::: Working data :::

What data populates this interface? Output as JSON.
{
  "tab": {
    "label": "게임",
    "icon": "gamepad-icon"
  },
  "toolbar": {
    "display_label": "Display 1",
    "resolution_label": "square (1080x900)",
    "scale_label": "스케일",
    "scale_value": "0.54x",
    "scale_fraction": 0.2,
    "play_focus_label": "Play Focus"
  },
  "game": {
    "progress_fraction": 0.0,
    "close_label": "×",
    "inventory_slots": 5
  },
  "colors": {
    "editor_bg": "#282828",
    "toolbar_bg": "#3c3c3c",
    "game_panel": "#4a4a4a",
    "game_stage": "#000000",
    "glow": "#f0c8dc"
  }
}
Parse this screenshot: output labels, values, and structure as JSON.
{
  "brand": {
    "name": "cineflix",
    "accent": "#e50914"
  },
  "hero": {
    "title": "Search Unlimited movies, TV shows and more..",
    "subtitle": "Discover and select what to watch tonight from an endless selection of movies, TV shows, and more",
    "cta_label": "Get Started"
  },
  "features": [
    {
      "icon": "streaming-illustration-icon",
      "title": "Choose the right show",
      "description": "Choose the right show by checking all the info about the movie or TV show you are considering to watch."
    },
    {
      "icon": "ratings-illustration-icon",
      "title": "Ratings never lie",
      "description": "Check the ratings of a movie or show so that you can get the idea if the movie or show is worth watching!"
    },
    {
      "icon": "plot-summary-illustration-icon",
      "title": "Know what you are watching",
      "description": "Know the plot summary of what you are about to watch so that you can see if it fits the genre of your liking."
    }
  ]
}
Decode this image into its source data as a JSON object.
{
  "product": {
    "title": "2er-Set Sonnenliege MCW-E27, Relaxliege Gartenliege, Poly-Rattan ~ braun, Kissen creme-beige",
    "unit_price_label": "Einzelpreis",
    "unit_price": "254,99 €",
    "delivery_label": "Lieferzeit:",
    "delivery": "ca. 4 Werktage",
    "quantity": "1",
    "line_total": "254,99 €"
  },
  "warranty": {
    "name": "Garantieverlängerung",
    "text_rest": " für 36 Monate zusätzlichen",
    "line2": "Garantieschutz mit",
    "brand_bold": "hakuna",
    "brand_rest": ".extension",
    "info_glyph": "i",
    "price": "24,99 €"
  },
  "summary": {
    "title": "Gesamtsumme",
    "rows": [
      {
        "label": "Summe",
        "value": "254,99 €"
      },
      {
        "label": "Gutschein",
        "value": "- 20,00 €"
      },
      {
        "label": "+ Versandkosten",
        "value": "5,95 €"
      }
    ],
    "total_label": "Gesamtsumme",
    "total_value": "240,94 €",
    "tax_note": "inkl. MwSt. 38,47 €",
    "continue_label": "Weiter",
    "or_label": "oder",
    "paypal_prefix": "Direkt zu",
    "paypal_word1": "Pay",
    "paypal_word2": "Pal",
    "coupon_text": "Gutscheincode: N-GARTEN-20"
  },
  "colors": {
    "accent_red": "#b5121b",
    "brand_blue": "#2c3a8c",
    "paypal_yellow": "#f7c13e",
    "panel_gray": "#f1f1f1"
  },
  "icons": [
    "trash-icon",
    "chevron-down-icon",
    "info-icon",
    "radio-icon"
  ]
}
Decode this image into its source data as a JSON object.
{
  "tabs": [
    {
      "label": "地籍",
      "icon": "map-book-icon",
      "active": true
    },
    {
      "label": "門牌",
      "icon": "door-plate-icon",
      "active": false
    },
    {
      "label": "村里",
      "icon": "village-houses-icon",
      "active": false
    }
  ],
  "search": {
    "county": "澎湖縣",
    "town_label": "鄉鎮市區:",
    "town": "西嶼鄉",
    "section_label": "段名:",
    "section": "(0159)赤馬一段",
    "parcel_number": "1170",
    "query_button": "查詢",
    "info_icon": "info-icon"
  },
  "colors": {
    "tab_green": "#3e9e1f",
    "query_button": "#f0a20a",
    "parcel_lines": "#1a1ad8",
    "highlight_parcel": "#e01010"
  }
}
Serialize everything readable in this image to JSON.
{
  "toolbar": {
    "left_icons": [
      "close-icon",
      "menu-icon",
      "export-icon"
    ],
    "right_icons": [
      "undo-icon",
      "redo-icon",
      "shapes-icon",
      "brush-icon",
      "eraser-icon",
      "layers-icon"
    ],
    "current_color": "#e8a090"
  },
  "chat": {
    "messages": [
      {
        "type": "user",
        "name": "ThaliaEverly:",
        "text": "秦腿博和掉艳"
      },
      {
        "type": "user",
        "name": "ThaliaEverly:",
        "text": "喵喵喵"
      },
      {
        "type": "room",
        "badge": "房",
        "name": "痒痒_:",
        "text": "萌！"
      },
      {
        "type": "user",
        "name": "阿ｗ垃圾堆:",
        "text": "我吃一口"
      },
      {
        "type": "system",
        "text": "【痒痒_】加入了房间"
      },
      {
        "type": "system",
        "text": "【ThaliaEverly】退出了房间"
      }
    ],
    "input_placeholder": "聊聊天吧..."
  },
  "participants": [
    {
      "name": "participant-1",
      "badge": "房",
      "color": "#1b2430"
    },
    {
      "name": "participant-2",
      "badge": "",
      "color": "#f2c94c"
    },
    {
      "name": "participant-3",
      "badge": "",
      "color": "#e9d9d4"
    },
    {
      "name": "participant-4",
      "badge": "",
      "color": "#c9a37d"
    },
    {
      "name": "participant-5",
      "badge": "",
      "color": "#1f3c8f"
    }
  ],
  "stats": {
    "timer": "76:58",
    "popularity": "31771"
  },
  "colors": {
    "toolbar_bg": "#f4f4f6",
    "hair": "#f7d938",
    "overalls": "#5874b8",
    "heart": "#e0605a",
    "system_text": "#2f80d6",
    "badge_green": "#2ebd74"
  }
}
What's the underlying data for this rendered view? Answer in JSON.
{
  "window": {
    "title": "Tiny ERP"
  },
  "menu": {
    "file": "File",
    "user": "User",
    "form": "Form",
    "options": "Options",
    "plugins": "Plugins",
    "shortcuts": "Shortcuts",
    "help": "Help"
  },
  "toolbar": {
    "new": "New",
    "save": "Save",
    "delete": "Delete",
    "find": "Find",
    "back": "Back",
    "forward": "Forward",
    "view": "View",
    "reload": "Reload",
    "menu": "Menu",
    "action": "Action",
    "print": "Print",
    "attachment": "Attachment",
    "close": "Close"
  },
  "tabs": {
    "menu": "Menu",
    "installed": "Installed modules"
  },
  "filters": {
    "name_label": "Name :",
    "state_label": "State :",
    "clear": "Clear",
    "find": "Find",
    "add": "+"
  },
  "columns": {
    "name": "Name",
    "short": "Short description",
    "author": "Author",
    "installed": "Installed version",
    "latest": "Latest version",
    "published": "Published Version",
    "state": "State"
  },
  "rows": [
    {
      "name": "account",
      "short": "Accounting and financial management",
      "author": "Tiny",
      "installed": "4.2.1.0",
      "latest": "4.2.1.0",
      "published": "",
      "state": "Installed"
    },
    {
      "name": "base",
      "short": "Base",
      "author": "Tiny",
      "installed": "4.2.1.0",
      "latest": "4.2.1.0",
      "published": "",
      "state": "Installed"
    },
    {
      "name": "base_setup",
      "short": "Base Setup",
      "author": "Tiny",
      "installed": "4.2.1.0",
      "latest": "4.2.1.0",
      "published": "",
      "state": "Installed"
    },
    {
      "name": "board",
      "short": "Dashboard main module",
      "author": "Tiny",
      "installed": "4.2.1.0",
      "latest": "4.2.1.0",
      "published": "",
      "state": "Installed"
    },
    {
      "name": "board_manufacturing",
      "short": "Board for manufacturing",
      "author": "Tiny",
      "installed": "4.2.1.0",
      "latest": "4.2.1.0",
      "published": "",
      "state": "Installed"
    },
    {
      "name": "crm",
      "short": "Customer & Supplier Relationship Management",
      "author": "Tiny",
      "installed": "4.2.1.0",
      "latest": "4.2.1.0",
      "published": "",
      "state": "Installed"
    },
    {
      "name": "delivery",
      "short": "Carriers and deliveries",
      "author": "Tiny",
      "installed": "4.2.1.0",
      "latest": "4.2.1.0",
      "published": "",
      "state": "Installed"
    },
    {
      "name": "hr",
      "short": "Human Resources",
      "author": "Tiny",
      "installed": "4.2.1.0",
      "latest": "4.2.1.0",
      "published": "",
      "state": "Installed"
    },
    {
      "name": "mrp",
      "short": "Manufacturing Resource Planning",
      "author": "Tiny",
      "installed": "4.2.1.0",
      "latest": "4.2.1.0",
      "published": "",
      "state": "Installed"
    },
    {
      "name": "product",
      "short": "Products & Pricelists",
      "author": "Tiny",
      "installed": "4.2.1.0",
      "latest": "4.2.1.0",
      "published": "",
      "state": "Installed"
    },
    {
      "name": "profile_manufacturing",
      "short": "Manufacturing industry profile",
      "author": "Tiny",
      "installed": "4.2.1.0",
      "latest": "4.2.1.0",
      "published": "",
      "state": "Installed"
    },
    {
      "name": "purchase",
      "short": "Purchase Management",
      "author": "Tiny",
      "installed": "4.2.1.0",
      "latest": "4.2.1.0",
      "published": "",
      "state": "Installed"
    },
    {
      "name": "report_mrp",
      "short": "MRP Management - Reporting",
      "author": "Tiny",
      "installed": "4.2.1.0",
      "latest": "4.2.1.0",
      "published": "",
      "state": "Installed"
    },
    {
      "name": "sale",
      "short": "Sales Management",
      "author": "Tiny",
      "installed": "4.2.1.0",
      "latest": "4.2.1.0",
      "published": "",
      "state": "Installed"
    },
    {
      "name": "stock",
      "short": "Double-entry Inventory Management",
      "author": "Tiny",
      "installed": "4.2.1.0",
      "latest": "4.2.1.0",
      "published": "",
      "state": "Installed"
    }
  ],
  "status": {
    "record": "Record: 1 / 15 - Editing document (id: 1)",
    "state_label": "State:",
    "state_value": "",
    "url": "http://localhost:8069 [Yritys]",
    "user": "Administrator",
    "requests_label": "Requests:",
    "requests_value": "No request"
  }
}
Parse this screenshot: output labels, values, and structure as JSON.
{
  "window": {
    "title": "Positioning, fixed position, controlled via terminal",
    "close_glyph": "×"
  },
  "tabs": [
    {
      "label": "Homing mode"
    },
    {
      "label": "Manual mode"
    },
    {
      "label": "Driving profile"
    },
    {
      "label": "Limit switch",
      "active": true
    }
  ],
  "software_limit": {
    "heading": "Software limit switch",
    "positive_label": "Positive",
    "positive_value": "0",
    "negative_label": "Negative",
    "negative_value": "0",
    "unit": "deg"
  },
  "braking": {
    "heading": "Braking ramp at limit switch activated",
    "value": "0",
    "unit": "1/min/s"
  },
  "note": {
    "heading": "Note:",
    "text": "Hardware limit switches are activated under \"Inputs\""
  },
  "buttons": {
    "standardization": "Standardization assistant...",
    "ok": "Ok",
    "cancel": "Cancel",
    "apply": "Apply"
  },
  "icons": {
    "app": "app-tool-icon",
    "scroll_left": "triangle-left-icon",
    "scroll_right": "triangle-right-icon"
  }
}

:::

# Exercise task
Each line that has the word "Know" should be copied.

# Final result
      "title": "Know what you are watching",
      "description": "Know the plot summary of what you are about to watch so that you can see if it fits the genre of your liking."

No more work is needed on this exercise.